## Prompt
Copy each line of the records that contains the word "walking".

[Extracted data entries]
— START —

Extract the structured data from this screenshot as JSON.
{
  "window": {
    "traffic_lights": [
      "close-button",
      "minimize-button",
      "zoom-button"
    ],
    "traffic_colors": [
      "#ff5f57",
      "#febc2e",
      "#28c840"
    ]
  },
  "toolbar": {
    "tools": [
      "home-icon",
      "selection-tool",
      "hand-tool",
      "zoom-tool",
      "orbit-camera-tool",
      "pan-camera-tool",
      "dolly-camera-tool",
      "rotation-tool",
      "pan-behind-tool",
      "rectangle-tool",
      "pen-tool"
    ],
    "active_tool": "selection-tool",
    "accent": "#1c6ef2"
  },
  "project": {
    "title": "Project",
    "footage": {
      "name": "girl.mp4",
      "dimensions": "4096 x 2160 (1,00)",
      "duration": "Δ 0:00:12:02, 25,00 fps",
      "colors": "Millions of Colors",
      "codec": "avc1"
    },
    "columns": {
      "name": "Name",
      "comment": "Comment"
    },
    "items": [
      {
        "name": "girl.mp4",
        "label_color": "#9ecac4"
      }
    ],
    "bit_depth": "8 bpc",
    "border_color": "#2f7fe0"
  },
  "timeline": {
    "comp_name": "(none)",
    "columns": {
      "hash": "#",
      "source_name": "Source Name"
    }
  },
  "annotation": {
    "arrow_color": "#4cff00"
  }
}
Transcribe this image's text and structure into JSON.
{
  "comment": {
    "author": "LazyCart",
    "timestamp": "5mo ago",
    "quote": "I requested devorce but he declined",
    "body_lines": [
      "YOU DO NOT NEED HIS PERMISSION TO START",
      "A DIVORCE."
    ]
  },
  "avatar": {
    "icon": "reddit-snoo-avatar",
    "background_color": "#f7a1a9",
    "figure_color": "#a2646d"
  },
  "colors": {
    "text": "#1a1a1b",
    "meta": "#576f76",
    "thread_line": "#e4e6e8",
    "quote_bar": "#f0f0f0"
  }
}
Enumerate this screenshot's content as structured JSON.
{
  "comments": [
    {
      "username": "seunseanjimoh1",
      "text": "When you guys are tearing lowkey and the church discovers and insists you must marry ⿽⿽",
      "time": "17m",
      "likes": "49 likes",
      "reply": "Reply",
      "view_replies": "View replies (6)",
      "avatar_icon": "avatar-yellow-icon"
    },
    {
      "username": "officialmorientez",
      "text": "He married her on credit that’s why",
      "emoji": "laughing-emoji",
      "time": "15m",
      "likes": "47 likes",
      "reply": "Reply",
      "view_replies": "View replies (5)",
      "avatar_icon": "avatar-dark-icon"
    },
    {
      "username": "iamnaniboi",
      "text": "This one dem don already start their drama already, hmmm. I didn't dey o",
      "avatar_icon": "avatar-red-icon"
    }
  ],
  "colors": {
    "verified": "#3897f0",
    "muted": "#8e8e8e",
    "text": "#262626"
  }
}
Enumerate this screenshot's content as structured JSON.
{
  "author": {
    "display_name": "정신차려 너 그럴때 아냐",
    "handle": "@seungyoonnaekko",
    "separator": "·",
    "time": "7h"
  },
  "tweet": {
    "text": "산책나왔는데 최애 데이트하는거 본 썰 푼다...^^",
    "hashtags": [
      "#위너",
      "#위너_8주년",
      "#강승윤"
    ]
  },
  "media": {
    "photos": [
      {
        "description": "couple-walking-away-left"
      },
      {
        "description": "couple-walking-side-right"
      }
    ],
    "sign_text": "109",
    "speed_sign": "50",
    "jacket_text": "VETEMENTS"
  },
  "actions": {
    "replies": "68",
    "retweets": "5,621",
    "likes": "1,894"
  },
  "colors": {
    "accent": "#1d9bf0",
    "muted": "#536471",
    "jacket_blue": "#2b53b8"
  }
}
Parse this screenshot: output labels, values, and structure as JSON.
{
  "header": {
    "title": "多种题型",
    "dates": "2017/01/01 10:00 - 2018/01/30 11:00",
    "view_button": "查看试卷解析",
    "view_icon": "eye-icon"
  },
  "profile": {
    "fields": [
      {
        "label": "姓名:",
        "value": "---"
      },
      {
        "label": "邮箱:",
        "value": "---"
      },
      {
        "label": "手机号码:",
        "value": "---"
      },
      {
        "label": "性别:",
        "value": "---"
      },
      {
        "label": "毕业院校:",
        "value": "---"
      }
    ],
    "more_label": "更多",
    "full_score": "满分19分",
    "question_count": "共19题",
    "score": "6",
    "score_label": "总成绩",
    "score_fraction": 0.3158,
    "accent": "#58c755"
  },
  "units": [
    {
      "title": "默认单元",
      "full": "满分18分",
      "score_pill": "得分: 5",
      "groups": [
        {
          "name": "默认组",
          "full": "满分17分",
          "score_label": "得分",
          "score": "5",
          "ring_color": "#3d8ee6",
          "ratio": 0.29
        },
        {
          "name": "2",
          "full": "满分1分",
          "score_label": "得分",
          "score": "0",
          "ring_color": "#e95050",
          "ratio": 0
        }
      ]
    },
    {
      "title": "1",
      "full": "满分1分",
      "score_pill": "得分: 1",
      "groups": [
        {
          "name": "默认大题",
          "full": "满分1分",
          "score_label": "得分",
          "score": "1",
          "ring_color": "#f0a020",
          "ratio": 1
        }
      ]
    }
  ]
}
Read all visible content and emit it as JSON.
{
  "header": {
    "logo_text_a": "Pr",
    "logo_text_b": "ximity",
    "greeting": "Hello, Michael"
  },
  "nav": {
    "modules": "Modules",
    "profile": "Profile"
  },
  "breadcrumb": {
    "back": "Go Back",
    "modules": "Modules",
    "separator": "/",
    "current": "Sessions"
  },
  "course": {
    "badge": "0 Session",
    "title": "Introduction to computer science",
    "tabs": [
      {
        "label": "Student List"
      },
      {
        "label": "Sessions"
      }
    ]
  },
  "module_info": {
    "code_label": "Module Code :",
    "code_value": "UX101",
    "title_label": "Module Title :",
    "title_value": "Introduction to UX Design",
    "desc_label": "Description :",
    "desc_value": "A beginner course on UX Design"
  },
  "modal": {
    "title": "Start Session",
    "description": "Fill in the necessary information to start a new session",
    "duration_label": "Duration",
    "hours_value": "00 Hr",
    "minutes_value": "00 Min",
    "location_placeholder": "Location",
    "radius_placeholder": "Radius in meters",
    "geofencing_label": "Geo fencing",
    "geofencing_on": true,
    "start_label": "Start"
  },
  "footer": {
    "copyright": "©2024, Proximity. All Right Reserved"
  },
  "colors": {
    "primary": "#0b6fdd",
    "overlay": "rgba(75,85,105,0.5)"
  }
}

— END —

## Completed task
        "description": "couple-walking-away-left"
        "description": "couple-walking-side-right"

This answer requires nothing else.